EXCERPT TO READ:

Background information
- Born: June 11, 1969 (age 57) Copenhagen, Denmark
- Genres: Jazz, soul
- Occupations: Musician, entrepreneur
- Instrument: Saxophone
- Years active: 1997–present
- Labels: Copenhagen Music, Sony/Red, Rendezvous, Gold Circle
- Spouse: Keri Murphy ​(m. 2021)​
- Website: michaellington.com

= Michael Lington =

Michael Lington (born June 11, 1969) is a Danish / American contemporary saxophonist, songwriter, producer, recording artist and a purveyor of soul and contemporary jazz.

Lington has released 14 solo albums and has 34 singles that have charted on the Billboard and Radio & Records (R&R) contemporary jazz radio charts. In 2024 Lington’s radio single, South Bay, became the longest-running No. 1 song in the history of the Billboard Smooth Jazz Airplay chart holding it's #1 position for 7 weeks

Lington has collaborated with Michael Bolton, Barry Manilow, Aaron Neville, Mike Love, Randy Crawford, Bobby Caldwell, Kenny Lattimore, Peabo Bryson, Joan Sebastian, Cristian Castro, Booker T. Jones, Regina Belle, Ray Parker, Jr., Taylor Dayne, Marcus Miller, William Bell, Dave Stewart, Vince Gill, Bebe Winans, and many others.

Lington performed at the Royal Wedding of Denmark's future king, Crown Prince Frederik and Crown Princess Mary Donaldson at Fredensborg Castle and has also played numerous other times for the Danish royal family. He is the grandson of Danish composer and band leader Otto Lington.

==Early life==
Lington was born and raised in Copenhagen, Denmark, where he began his career at the age of seven as a clarinetist. He was a member of the Tivoli Boys Guard for seven years (1978–1985), which is where he began his formal music education, receiving a gold medal for his efforts. At 15, he became influenced by saxophonists David Sanborn and King Curtis and by American soul music artists like Sam Cooke, Wilson Pickett and Ray Charles, which precipitated his decision to take on the saxophone as an instrument of choice.

After attending college, Lington co-owned a recording studio with songwriter John Hatting while touring regularly throughout Europe. During this time, he performed on several of Denmark's Eurovision song contest entries. He also competed in the Danish newspaper Berlingske Tidene / Rhythmic Conservatory music youth competition, judged by musician Nils-Henning Ørsted Pedersen, where he won First Prize in 1987 and won the Gold Prize in 1988.

In 1990 (at age 21), Lington moved to Los Angeles with the assistance of drummer Mark Schulman and soon became heavily involved in LA's contemporary jazz scene. After playing various gigs around Southern California, he met Bobby Caldwell, with whom he toured with for four years (1994–1998), and subsequently, Randy Crawford, with whom he toured with for three years (1998–2001).

DATA FOR REVIEW:
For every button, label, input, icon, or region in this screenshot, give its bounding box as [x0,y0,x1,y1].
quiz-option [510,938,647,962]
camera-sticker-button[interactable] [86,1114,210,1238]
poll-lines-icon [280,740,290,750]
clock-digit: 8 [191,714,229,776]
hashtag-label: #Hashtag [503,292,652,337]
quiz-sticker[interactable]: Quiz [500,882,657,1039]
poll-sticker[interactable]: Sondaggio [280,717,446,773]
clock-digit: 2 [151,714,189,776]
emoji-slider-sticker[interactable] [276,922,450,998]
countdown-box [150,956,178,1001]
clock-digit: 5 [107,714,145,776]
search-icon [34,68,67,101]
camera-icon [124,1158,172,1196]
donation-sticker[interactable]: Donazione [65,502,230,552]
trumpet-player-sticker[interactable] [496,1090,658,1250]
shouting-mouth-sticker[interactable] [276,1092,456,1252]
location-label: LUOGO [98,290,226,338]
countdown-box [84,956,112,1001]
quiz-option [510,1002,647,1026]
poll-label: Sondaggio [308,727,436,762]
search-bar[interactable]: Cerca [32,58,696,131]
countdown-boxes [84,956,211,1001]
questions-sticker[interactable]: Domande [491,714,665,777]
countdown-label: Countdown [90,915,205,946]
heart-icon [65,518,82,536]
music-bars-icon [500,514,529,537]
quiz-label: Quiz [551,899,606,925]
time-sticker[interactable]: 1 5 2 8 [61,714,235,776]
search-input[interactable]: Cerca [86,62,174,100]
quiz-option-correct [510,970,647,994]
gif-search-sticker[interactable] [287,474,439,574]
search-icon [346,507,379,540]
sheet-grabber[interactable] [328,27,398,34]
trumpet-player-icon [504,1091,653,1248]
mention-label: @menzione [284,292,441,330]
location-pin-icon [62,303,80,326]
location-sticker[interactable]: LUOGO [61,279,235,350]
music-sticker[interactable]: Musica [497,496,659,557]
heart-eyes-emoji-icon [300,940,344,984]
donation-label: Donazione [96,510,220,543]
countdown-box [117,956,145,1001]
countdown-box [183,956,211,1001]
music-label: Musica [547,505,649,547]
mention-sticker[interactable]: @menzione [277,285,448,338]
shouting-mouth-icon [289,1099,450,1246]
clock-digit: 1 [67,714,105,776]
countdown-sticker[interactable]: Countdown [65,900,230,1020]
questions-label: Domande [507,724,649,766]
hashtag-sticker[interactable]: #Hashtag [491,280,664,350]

TASKS TO CARRY OUT:
(a) In the text on Michael Lington, who helped Lington move to Los Angeles in 1990?
(b) Transcribe everything in the text on Michael Lington from "Lington has collaborated" down to "leader Otto Lington.".
The listing is separate material and has no connection to the text on Michael Lington.

SOLVED PROBLEMS:
(a) Drummer Mark Schulman helped him move to Los Angeles.

(b)
Lington has collaborated with Michael Bolton, Barry Manilow, Aaron Neville, Mike Love, Randy Crawford, Bobby Caldwell, Kenny Lattimore, Peabo Bryson, Joan Sebastian, Cristian Castro, Booker T. Jones, Regina Belle, Ray Parker, Jr., Taylor Dayne, Marcus Miller, William Bell, Dave Stewart, Vince Gill, Bebe Winans, and many others.

Lington performed at the Royal Wedding of Denmark's future king, Crown Prince Frederik and Crown Princess Mary Donaldson at Fredensborg Castle and has also played numerous other times for the Danish royal family. He is the grandson of Danish composer and band leader Otto Lington.